Exercise description:
Below is a block of records; repeat all of them exactly.

Records for this exercise:
-- START --

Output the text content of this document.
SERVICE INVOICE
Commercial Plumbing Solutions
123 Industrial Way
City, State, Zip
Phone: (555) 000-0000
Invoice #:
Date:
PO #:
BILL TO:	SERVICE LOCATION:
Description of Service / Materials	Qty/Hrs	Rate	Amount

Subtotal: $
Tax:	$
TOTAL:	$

-- END --

Solved exercise:
Output the text content of this document.
SERVICE INVOICE
Commercial Plumbing Solutions
123 Industrial Way
City, State, Zip
Phone: (555) 000-0000
Invoice #:
Date:
PO #:
BILL TO:	SERVICE LOCATION:
Description of Service / Materials	Qty/Hrs	Rate	Amount

Subtotal: $
Tax:	$
TOTAL:	$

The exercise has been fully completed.